*QUOTED PASSAGE:*
==================================================

Business
Dangote, Ethiopia sign deal for 3mmt fertiliser plant
- ·To become second Urea producer in Sub-Saharan Africa
The Dangote Group yesterday signed an agreement to develop, construct, and operate a world-class urea fertiliser production complex in Gode, Ethiopia. Once consummated, Ethiopia will become the second in Sub-Saharan Africa to own a Urea Plant, with a capacity of three million metric tonnes.
The agreement underscores the position of the President of Dangote Group, Aliko Dangote, who firmly believes that “it is only Africans who can develop Africa.”
“Both Tanzania and Mozambique, in the past decade, have not been able to build a Urea Plant, despite having a large deposit of Gas in their respective countries. They have both depended on imports, as no foreign investor was willing to stake their funds into the project.”
On Thursday, Ethiopian Investment Holdings (EIH), the strategic investment arm of the Government of Ethiopia, and Dangote Group announced the signing of a comprehensive shareholders’ agreement to develop, construct, and operate a world-class urea fertiliser production complex in Gode, Ethiopia.
Under the partnership structure, EIH will hold a 40 per cent equity stake, while the Dangote Group will maintain a 60 per cent ownership of the transformative project, representing one of the largest industrial investments in Ethiopian history.
The ambitious project will establish one of the world’s largest single-site urea fertiliser production complexes, with production facilities boasting a combined capacity of up to three million metric tonnes per annum. The facility will rank among the top five largest urea production complexes globally.
Under the agreement, the two companies will jointly develop, own, construct, operate, maintain, insure, and finance the state-of-the-art urea fertiliser plants and associated infrastructure. The comprehensive development includes advanced gas transport pipelines to evacuate natural gas from Ethiopia’s Hilal and Calub reserves, storage facilities, logistics infrastructure, and export capabilities designed to serve both domestic and regional markets.
The agreement also provides for potential expansions, upgrades, and similar fertiliser production initiatives in ammonia-based fertilisers, including ammonium nitrate, ammonium sulfate, and calcium ammonium nitrate, further cementing Ethiopia’s position as a regional fertiliser production hub.
The Project Development Costs are estimated not to exceed $2.5 billion USD, with completion targeted within 40 months from commencement. A significant component of this investment includes the construction of a dedicated pipeline infrastructure to transport natural gas from Ethiopia’s proven Hilal and Calub gas reserves to the Gode production facility, ensuring a reliable and cost-effective feedstock supply for the fertiliser complex.

==================================================

*WORK INSTRUCTIONS:*
A: According to the fertilizer plant article, what equity stake will Ethiopian Investment Holdings hold in the project?
B: Resume the fertilizer plant article, picking up right after its final sentence.
The data after this point is separate material and has no connection to the fertilizer plant article.

==================================================

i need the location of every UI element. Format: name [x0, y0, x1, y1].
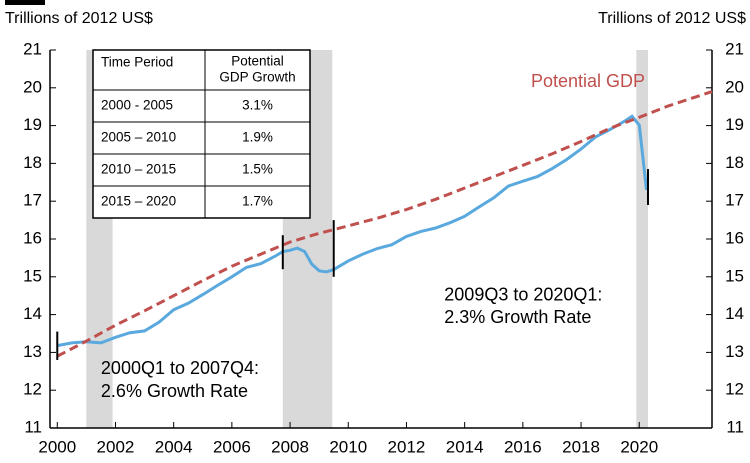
- table-header: Potential: [231, 54, 284, 69]
- x-tick-label: 2012: [388, 437, 426, 456]
- x-tick-label: 2020: [620, 437, 658, 456]
- table-cell: 2010 – 2015: [101, 162, 176, 177]
- x-tick-label: 2004: [155, 437, 193, 456]
- x-tick-label: 2016: [504, 437, 542, 456]
- y-tick-label: 13: [23, 342, 42, 361]
- y-tick-label: 19: [23, 115, 42, 134]
- series-label: Potential GDP: [531, 71, 645, 91]
- y2-tick-label: 18: [725, 153, 744, 172]
- y2-tick-label: 14: [725, 304, 744, 323]
- y2-tick-label: 17: [725, 191, 744, 210]
- y2-tick-label: 19: [725, 115, 744, 134]
- table-cell: 3.1%: [242, 98, 273, 113]
- y-tick-label: 11: [24, 417, 42, 436]
- y2-tick-label: 11: [726, 417, 744, 436]
- x-tick-label: 2006: [213, 437, 251, 456]
- y-tick-label: 18: [23, 153, 42, 172]
- y-tick-label: 17: [23, 191, 42, 210]
- table-cell: 2015 – 2020: [101, 194, 176, 209]
- y-tick-label: 12: [23, 380, 42, 399]
- x-tick-label: 2014: [446, 437, 484, 456]
- y-axis-label: Trillions of 2012 US$: [5, 10, 153, 27]
- x-tick-label: 2002: [97, 437, 135, 456]
- y2-tick-label: 12: [725, 380, 744, 399]
- y2-tick-label: 16: [725, 228, 744, 247]
- y-tick-label: 14: [23, 304, 42, 323]
- annotation: 2.3% Growth Rate: [444, 307, 591, 327]
- y-tick-label: 16: [23, 228, 42, 247]
- annotation: 2009Q3 to 2020Q1:: [444, 284, 602, 304]
- table-header: GDP Growth: [219, 70, 295, 85]
- table-cell: 1.5%: [242, 162, 273, 177]
- x-tick-label: 2000: [38, 437, 76, 456]
- annotation: 2.6% Growth Rate: [101, 381, 248, 401]
- y-tick-label: 20: [23, 77, 42, 96]
- table-cell: 1.9%: [242, 130, 273, 145]
- table-frame: [92, 49, 311, 219]
- x-tick-label: 2010: [329, 437, 367, 456]
- y-tick-label: 21: [23, 39, 42, 58]
- y2-tick-label: 20: [725, 77, 744, 96]
- table-cell: 2000 - 2005: [101, 98, 173, 113]
- table-cell: 1.7%: [242, 194, 273, 209]
- y2-tick-label: 21: [725, 39, 744, 58]
- y2-tick-label: 15: [725, 266, 744, 285]
- corner-mark: [5, 0, 45, 5]
- recession-band: [636, 50, 648, 428]
- table-cell: 2005 – 2010: [101, 130, 176, 145]
- table-header: Time Period: [101, 55, 173, 70]
- series-line: [56, 90, 713, 358]
- x-tick-label: 2018: [562, 437, 600, 456]
- y2-axis-label: Trillions of 2012 US$: [598, 10, 746, 27]
- annotation: 2000Q1 to 2007Q4:: [101, 358, 259, 378]
- x-tick-label: 2008: [271, 437, 309, 456]
- y2-tick-label: 13: [725, 342, 744, 361]
- y-tick-label: 15: [23, 266, 42, 285]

==================================================

*ANSWERS:*
A: A 40 per cent stake.

B:
This substantial investment underscores both companies’ commitment to transforming Ethiopia’s agricultural sector and enhancing food security across the region. The project is expected to significantly reduce Ethiopia’s dependence on fertiliser imports while creating thousands of direct and indirect employment opportunities in the Somali Regional State and beyond.
Aliko Dangote commented: “This partnership with the Ethiopian Investment Holdings represents a pivotal moment in our shared vision to industrialise Africa and achieve food security across the continent. The strategic location of Gode, combined with Ethiopia’s abundant natural gas resources from the Hilal and Calub reserves, makes this an ideal location for what will become one of the world’s largest fertiliser complexes.
“We are committed to bringing our decades of experience in large-scale industrial projects to ensure this venture becomes a cornerstone of Ethiopia’s industrial transformation and a catalyst for agricultural productivity throughout the region. The 60-40 partnership structure reflects our commitment to this transformative project while ensuring strong Ethiopian participation.”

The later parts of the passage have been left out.